**SHORT PROBLEM:**
List every line below containing "Project".

Entries taken from a collection
──────
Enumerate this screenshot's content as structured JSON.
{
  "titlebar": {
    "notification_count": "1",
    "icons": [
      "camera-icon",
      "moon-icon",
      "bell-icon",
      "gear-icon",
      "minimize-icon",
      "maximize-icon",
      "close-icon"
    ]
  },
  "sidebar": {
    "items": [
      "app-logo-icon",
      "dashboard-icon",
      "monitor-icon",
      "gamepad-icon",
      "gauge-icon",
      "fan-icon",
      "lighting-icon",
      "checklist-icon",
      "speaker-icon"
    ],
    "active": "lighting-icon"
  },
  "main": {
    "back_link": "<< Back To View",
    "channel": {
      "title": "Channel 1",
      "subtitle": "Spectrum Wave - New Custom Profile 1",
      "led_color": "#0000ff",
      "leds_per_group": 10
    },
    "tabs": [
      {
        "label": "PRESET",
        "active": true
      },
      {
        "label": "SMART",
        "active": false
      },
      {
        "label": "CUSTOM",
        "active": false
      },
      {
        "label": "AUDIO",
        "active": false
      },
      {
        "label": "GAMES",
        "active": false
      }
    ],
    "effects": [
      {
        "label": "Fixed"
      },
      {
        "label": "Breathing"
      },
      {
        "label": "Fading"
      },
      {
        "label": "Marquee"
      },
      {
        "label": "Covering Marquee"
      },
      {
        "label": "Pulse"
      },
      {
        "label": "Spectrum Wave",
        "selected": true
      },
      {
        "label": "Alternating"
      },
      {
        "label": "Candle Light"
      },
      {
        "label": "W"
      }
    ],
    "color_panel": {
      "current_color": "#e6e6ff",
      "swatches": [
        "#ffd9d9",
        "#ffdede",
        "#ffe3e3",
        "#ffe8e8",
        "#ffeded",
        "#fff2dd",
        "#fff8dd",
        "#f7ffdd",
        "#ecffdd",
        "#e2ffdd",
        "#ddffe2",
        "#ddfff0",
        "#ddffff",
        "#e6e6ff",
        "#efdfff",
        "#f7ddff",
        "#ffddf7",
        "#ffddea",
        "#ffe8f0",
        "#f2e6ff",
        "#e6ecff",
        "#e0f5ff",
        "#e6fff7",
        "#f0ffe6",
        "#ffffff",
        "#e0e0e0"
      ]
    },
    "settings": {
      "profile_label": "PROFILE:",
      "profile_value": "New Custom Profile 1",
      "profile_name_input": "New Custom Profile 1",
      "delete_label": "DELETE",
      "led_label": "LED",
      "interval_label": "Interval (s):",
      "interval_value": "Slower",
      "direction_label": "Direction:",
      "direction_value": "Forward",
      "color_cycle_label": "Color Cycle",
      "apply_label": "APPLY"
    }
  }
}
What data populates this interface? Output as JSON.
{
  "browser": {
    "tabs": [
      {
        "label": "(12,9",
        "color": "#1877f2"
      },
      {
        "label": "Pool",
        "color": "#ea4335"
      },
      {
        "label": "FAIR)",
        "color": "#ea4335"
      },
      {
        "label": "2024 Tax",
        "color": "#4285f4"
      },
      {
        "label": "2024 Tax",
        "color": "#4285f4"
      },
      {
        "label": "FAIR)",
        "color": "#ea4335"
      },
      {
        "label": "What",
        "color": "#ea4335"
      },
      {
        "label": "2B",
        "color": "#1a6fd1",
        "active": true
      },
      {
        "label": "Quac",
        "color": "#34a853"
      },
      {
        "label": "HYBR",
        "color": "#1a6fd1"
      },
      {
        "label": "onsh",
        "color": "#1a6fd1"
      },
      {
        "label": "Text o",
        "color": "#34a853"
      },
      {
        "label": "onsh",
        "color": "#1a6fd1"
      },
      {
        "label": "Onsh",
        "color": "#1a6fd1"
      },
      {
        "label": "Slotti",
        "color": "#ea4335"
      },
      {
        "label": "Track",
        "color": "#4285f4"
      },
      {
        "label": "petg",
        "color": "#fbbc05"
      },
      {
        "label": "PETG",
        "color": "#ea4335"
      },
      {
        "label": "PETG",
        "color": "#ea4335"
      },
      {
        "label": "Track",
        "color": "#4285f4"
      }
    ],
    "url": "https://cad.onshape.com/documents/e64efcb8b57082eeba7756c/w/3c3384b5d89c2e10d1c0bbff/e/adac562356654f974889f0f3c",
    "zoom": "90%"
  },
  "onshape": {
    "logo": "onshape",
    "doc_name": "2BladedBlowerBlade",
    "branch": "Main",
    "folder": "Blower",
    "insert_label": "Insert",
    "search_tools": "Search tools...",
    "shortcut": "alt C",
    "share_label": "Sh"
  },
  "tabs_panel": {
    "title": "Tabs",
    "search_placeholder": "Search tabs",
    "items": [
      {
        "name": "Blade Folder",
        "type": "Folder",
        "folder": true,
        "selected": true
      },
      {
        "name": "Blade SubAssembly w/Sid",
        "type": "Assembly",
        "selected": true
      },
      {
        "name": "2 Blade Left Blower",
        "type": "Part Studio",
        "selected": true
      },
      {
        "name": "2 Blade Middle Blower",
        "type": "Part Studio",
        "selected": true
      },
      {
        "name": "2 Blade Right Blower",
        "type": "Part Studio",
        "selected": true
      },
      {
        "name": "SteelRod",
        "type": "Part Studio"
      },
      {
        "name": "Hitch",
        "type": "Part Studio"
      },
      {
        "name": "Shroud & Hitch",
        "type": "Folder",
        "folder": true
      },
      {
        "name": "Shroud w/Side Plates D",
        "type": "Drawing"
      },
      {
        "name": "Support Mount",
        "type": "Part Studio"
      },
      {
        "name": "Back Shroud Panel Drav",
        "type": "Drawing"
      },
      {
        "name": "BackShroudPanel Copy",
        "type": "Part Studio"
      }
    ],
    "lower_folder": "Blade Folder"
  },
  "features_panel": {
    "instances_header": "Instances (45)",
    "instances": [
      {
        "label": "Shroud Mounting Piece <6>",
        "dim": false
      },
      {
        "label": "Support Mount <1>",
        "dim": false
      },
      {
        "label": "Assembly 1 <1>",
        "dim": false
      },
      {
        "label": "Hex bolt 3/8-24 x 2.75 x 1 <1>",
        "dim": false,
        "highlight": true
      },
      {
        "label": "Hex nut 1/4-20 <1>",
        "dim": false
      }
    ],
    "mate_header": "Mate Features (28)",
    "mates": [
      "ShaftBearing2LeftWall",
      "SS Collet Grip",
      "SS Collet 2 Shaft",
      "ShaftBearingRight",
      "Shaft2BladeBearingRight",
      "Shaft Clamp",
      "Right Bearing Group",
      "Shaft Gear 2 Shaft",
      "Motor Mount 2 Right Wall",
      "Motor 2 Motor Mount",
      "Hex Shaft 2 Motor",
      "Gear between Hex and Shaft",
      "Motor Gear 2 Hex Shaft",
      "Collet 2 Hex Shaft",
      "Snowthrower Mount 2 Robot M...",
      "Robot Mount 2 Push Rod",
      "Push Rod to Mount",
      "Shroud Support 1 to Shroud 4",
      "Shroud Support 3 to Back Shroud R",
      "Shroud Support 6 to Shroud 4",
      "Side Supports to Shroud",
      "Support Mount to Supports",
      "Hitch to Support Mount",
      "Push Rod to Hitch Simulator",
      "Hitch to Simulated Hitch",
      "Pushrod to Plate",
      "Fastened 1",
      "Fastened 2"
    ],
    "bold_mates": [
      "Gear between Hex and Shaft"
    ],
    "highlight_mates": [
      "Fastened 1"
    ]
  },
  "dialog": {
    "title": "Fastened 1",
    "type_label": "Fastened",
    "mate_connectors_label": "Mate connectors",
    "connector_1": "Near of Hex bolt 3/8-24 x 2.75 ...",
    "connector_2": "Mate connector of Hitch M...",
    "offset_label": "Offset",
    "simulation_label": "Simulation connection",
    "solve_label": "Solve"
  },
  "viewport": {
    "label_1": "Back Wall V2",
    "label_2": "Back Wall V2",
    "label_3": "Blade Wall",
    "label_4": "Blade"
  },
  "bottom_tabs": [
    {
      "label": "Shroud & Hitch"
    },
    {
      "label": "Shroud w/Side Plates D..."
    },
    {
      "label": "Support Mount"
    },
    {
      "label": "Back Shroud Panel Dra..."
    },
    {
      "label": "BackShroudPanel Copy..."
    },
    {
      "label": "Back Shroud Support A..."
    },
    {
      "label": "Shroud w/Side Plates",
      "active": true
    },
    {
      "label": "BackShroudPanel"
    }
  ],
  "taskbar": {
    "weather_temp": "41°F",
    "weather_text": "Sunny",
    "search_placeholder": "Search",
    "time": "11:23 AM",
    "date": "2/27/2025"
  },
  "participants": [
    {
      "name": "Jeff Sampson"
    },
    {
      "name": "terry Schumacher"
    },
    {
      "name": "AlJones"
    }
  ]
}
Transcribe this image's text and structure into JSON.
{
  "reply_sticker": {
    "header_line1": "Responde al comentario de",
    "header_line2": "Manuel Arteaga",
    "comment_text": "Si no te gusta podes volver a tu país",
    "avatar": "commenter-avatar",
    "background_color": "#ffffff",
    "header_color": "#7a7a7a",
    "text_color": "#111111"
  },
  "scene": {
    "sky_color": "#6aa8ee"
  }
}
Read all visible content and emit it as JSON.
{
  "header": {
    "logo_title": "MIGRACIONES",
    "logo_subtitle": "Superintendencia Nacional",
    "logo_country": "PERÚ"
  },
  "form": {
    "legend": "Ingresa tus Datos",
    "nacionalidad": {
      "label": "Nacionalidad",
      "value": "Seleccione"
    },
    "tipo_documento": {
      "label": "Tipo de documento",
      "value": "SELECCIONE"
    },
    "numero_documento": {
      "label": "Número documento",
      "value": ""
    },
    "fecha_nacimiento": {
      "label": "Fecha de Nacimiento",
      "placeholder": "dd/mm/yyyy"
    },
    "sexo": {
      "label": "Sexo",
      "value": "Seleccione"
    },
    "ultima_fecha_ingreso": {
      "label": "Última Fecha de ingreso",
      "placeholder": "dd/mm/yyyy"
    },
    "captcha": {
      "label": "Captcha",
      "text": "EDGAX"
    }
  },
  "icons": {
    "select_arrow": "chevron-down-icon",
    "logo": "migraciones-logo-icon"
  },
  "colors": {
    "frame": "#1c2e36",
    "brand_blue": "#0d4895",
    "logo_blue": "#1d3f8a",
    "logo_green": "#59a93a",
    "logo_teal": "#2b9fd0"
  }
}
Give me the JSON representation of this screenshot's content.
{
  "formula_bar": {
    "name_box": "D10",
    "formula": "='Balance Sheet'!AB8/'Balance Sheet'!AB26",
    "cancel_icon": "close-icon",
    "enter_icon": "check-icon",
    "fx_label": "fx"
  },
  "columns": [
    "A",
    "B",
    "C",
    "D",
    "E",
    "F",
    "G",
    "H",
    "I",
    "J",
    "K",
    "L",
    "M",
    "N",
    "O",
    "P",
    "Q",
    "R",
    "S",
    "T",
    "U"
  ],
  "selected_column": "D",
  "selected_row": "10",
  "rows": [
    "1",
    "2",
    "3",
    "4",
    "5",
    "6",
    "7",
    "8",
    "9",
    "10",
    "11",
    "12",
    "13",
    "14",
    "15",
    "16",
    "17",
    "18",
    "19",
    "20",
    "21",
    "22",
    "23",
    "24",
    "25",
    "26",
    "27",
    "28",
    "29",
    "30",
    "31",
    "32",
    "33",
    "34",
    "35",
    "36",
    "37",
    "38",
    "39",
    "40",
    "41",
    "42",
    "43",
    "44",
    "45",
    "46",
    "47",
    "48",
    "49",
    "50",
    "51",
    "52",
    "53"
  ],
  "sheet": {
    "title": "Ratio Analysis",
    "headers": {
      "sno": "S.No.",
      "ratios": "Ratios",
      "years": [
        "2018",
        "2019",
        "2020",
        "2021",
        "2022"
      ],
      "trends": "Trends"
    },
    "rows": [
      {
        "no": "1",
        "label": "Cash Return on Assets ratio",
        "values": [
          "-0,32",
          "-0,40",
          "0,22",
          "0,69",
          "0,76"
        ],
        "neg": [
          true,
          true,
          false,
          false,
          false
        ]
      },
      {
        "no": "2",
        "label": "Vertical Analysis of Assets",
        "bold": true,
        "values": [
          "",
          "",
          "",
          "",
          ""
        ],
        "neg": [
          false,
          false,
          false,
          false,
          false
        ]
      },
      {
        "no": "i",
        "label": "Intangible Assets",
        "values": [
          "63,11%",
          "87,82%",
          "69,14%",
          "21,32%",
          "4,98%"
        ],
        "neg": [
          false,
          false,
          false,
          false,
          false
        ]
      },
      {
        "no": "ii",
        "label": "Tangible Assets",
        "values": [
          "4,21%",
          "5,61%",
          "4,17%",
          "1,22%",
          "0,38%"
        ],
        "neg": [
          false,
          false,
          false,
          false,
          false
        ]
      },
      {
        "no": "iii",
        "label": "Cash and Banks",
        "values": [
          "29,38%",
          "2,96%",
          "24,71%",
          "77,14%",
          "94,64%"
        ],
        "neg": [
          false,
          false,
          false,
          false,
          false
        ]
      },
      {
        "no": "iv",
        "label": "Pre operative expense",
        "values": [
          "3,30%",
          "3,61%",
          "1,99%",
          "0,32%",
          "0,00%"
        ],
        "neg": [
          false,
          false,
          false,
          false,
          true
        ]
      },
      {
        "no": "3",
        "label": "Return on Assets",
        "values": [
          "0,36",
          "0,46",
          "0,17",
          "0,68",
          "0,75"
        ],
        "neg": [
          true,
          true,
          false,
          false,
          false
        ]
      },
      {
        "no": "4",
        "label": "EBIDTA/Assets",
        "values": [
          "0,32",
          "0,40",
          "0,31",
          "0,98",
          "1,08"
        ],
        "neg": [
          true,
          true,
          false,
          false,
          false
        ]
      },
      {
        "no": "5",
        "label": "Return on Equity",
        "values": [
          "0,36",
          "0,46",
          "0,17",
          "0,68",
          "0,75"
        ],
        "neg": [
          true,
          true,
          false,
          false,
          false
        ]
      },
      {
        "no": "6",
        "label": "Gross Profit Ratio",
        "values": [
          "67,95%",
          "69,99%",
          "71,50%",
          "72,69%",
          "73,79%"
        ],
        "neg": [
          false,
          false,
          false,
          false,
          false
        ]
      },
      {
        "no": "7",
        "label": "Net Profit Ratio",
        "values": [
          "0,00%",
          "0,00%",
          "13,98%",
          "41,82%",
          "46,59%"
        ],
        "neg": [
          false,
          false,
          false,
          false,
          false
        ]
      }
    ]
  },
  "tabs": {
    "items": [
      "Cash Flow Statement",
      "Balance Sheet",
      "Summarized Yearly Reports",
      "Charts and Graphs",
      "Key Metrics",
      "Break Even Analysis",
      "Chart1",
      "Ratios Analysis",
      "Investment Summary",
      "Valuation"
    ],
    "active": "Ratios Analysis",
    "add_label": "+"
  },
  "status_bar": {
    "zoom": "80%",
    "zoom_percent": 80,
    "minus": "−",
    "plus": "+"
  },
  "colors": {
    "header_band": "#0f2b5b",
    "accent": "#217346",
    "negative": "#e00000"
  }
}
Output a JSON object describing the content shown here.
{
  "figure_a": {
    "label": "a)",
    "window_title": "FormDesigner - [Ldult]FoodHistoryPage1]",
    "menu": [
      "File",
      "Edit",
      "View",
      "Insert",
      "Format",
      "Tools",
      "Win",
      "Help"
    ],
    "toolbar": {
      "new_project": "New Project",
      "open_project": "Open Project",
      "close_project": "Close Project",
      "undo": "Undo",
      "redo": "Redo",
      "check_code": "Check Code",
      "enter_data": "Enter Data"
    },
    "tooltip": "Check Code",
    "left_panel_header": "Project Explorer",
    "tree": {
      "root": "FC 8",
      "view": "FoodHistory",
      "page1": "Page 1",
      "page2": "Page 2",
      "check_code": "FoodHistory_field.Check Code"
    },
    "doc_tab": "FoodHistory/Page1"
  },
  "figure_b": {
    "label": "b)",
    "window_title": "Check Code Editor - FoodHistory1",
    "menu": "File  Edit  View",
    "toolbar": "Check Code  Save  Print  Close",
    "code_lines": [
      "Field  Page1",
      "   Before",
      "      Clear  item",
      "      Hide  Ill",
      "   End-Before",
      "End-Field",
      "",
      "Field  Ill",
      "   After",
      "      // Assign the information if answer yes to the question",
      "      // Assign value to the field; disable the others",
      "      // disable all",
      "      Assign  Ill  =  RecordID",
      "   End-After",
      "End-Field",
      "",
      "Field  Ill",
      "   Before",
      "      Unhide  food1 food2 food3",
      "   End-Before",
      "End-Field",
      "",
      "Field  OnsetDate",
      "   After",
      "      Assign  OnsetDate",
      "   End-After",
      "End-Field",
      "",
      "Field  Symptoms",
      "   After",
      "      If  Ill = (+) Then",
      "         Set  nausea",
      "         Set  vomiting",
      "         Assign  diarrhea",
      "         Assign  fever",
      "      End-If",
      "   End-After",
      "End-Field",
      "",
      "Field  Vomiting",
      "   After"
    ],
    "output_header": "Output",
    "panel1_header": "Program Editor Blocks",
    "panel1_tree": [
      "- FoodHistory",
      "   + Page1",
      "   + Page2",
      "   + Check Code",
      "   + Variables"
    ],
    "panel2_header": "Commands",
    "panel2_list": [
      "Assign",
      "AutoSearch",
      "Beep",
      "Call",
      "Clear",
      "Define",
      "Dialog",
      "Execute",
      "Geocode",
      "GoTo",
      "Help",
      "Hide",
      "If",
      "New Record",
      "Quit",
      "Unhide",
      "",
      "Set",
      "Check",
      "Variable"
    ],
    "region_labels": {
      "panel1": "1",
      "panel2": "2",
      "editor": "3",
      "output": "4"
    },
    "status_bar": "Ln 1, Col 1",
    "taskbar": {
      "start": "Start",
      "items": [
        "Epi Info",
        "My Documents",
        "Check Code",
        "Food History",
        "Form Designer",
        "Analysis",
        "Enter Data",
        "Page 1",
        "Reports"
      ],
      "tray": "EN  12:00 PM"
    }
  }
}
──────
**ANSWER TO THIS EXERCISE:**
      "new_project": "New Project",
      "open_project": "Open Project",
      "close_project": "Close Project",
    "left_panel_header": "Project Explorer",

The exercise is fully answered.